▶ The input
○ ○ ○ ○
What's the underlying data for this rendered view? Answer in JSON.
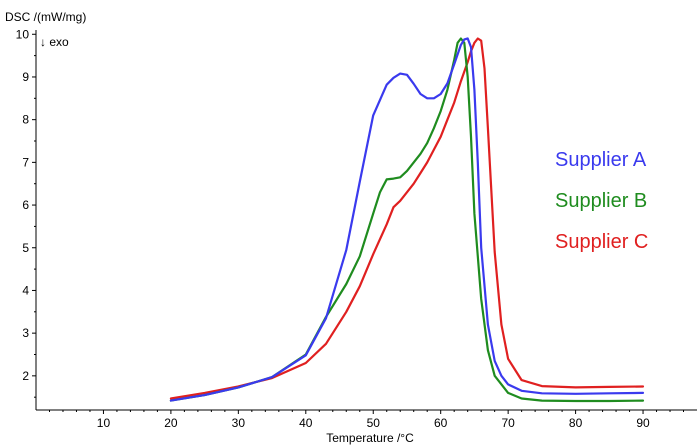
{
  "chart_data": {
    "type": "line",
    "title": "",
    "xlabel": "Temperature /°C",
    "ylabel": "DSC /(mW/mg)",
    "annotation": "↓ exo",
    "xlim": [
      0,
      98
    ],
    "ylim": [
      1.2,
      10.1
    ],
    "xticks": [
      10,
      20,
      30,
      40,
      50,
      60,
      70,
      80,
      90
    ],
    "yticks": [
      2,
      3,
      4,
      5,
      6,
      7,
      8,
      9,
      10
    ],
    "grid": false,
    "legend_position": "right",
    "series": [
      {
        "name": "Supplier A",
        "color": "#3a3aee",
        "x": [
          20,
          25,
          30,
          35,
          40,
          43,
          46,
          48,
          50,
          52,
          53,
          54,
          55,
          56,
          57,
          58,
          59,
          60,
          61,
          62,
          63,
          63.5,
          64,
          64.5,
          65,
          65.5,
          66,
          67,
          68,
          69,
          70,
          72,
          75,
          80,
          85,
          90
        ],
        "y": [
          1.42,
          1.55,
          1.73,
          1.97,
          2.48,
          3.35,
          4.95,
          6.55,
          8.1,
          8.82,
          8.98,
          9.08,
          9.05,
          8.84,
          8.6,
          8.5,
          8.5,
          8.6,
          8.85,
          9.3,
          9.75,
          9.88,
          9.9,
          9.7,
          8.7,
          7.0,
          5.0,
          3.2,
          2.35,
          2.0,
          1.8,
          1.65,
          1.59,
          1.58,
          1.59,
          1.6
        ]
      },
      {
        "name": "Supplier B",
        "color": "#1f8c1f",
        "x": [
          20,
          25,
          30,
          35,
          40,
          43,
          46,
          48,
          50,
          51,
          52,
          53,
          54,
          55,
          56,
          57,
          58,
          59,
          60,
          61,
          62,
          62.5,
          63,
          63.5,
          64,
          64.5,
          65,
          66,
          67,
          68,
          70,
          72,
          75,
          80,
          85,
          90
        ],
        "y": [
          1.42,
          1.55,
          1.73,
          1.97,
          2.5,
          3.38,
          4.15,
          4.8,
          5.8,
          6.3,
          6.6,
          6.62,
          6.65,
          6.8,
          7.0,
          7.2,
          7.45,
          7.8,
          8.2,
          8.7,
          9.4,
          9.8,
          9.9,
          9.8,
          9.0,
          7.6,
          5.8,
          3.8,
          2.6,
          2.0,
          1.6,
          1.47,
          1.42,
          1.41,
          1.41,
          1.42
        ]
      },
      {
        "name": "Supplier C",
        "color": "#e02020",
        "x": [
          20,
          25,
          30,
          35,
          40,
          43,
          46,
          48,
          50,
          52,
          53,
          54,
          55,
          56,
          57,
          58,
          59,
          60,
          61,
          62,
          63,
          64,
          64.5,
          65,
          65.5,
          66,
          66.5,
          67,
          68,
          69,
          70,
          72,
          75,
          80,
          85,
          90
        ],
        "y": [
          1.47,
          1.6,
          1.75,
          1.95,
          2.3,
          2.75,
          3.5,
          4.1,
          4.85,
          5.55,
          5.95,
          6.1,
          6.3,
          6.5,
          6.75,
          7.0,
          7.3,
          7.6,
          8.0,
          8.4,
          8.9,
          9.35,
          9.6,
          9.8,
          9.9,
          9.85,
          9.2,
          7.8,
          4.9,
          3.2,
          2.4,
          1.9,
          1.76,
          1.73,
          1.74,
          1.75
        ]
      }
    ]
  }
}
○ ○ ○ ○
▶ What is asked
Without including the pictures, return each record above exactly as it stands.

▶ Output of the task
What's the underlying data for this rendered view? Answer in JSON.
{
  "chart_data": {
    "type": "line",
    "title": "",
    "xlabel": "Temperature /°C",
    "ylabel": "DSC /(mW/mg)",
    "annotation": "↓ exo",
    "xlim": [
      0,
      98
    ],
    "ylim": [
      1.2,
      10.1
    ],
    "xticks": [
      10,
      20,
      30,
      40,
      50,
      60,
      70,
      80,
      90
    ],
    "yticks": [
      2,
      3,
      4,
      5,
      6,
      7,
      8,
      9,
      10
    ],
    "grid": false,
    "legend_position": "right",
    "series": [
      {
        "name": "Supplier A",
        "color": "#3a3aee",
        "x": [
          20,
          25,
          30,
          35,
          40,
          43,
          46,
          48,
          50,
          52,
          53,
          54,
          55,
          56,
          57,
          58,
          59,
          60,
          61,
          62,
          63,
          63.5,
          64,
          64.5,
          65,
          65.5,
          66,
          67,
          68,
          69,
          70,
          72,
          75,
          80,
          85,
          90
        ],
        "y": [
          1.42,
          1.55,
          1.73,
          1.97,
          2.48,
          3.35,
          4.95,
          6.55,
          8.1,
          8.82,
          8.98,
          9.08,
          9.05,
          8.84,
          8.6,
          8.5,
          8.5,
          8.6,
          8.85,
          9.3,
          9.75,
          9.88,
          9.9,
          9.7,
          8.7,
          7.0,
          5.0,
          3.2,
          2.35,
          2.0,
          1.8,
          1.65,
          1.59,
          1.58,
          1.59,
          1.6
        ]
      },
      {
        "name": "Supplier B",
        "color": "#1f8c1f",
        "x": [
          20,
          25,
          30,
          35,
          40,
          43,
          46,
          48,
          50,
          51,
          52,
          53,
          54,
          55,
          56,
          57,
          58,
          59,
          60,
          61,
          62,
          62.5,
          63,
          63.5,
          64,
          64.5,
          65,
          66,
          67,
          68,
          70,
          72,
          75,
          80,
          85,
          90
        ],
        "y": [
          1.42,
          1.55,
          1.73,
          1.97,
          2.5,
          3.38,
          4.15,
          4.8,
          5.8,
          6.3,
          6.6,
          6.62,
          6.65,
          6.8,
          7.0,
          7.2,
          7.45,
          7.8,
          8.2,
          8.7,
          9.4,
          9.8,
          9.9,
          9.8,
          9.0,
          7.6,
          5.8,
          3.8,
          2.6,
          2.0,
          1.6,
          1.47,
          1.42,
          1.41,
          1.41,
          1.42
        ]
      },
      {
        "name": "Supplier C",
        "color": "#e02020",
        "x": [
          20,
          25,
          30,
          35,
          40,
          43,
          46,
          48,
          50,
          52,
          53,
          54,
          55,
          56,
          57,
          58,
          59,
          60,
          61,
          62,
          63,
          64,
          64.5,
          65,
          65.5,
          66,
          66.5,
          67,
          68,
          69,
          70,
          72,
          75,
          80,
          85,
          90
        ],
        "y": [
          1.47,
          1.6,
          1.75,
          1.95,
          2.3,
          2.75,
          3.5,
          4.1,
          4.85,
          5.55,
          5.95,
          6.1,
          6.3,
          6.5,
          6.75,
          7.0,
          7.3,
          7.6,
          8.0,
          8.4,
          8.9,
          9.35,
          9.6,
          9.8,
          9.9,
          9.85,
          9.2,
          7.8,
          4.9,
          3.2,
          2.4,
          1.9,
          1.76,
          1.73,
          1.74,
          1.75
        ]
      }
    ]
  }
}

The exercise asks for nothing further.